Provided records
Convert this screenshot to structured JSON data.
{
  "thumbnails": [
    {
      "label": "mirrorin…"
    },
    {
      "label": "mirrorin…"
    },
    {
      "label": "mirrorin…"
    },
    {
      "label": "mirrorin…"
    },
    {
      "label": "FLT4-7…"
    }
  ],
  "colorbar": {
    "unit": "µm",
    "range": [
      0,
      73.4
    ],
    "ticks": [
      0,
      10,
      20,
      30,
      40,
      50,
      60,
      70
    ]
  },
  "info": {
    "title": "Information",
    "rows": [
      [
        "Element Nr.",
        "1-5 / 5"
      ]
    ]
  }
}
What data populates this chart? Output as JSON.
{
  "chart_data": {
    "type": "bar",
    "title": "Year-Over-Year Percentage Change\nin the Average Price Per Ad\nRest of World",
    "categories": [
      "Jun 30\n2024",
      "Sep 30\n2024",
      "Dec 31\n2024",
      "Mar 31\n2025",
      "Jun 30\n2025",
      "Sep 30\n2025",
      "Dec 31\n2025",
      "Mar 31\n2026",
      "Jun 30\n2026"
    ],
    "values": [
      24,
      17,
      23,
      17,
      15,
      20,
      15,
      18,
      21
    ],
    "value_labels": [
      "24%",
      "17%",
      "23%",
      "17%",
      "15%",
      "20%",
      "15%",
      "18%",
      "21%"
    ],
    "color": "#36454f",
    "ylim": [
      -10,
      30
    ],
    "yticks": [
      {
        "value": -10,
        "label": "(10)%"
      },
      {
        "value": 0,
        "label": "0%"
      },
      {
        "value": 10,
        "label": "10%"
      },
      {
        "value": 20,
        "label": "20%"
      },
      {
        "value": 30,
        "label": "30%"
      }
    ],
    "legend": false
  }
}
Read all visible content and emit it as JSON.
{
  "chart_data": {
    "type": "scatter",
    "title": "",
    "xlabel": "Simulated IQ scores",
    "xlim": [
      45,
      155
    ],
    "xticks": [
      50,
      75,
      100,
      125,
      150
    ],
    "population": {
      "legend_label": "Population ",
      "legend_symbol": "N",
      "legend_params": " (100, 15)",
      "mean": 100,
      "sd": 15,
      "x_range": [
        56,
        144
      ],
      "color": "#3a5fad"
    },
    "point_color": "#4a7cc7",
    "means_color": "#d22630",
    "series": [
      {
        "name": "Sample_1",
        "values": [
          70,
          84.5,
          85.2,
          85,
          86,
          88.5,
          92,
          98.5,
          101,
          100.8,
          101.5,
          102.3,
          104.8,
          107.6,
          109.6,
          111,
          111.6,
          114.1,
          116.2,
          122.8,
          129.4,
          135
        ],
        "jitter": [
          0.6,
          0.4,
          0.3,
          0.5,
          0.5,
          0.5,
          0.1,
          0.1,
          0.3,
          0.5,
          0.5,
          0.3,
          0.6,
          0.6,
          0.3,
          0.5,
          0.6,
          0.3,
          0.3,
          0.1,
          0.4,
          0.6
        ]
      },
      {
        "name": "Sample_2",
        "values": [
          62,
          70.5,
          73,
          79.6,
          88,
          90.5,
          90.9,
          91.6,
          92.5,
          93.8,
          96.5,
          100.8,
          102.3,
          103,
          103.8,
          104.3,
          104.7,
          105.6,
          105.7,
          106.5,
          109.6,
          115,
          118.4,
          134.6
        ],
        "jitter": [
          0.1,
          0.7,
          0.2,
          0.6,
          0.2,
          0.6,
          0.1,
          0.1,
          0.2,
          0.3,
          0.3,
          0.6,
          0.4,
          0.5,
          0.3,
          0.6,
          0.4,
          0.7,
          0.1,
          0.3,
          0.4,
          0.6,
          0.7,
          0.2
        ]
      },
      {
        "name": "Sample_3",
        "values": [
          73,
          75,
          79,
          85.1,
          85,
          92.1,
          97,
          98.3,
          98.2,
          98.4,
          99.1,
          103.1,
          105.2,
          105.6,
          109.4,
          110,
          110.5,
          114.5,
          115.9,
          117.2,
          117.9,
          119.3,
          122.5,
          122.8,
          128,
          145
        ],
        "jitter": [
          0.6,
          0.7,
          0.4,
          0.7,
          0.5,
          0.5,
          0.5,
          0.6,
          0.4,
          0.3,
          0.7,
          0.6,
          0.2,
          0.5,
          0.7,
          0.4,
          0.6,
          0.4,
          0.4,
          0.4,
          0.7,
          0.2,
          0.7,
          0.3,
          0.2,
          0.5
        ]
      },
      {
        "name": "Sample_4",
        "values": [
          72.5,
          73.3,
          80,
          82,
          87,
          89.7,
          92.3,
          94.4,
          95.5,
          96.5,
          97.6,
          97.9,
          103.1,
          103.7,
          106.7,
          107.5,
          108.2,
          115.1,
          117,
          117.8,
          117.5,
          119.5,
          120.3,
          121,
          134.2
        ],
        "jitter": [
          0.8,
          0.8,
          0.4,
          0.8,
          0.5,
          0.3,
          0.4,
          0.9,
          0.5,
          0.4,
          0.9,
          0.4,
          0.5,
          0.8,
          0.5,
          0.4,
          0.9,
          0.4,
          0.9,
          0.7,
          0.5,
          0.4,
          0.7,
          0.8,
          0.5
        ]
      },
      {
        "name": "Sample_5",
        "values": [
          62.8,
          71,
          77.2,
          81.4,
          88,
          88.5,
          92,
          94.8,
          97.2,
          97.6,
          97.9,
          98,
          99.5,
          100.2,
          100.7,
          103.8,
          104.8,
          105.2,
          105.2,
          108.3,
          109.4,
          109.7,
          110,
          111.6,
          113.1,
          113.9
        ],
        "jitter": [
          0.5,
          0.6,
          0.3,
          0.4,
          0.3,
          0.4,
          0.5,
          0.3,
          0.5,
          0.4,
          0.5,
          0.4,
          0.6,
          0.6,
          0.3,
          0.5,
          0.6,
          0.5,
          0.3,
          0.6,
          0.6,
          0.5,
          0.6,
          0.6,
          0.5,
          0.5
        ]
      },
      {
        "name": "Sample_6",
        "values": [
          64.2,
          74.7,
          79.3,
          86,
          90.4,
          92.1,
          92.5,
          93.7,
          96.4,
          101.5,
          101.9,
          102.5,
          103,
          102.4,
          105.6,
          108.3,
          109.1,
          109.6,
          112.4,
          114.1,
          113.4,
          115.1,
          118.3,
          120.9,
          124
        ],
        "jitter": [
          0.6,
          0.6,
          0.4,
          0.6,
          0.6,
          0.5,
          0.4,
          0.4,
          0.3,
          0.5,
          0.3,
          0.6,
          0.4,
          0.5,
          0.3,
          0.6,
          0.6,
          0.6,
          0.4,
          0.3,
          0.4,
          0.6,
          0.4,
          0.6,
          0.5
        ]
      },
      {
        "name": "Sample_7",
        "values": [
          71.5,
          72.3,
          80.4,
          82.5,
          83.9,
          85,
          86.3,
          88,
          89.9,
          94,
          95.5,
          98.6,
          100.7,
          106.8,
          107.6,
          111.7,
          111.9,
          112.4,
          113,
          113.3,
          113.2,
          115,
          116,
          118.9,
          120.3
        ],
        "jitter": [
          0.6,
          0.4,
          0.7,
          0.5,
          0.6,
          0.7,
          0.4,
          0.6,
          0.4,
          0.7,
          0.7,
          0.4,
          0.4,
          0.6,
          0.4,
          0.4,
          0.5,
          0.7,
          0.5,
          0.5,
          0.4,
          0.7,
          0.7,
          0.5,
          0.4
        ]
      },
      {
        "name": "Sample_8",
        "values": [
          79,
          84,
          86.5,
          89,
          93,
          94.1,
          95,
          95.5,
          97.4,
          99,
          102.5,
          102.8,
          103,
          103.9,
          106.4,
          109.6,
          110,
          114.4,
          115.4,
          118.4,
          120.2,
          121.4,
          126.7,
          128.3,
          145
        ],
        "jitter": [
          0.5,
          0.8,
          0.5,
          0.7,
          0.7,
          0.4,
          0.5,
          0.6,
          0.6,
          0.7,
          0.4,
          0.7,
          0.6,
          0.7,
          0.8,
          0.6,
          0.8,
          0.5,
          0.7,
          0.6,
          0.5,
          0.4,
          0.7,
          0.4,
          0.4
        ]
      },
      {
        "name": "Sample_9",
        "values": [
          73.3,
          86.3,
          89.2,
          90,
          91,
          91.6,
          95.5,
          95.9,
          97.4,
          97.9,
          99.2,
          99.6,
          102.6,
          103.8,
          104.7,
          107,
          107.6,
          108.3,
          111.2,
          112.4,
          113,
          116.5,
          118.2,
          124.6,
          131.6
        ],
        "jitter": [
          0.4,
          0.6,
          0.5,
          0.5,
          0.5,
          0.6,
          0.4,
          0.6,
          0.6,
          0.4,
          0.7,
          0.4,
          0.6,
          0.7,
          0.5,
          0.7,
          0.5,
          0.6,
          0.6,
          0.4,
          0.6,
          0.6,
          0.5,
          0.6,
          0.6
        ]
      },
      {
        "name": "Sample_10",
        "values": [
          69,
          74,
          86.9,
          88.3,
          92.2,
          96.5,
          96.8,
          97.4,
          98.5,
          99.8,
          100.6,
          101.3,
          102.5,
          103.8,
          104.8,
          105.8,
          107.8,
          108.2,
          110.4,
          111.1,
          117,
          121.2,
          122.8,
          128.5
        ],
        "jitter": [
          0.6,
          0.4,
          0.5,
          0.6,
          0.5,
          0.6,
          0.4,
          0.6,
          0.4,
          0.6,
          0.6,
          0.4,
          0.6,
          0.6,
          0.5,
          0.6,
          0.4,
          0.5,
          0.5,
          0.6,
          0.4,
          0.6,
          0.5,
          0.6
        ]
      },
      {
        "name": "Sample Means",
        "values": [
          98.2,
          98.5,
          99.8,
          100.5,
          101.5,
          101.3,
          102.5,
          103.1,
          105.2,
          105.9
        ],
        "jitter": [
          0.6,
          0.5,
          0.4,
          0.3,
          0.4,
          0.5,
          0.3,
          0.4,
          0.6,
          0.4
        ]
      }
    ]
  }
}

The problem
Show every line from the listing above in which the string "this" appears.

Reply to the task
Convert this screenshot to structured JSON data.
What data populates this chart? Output as JSON.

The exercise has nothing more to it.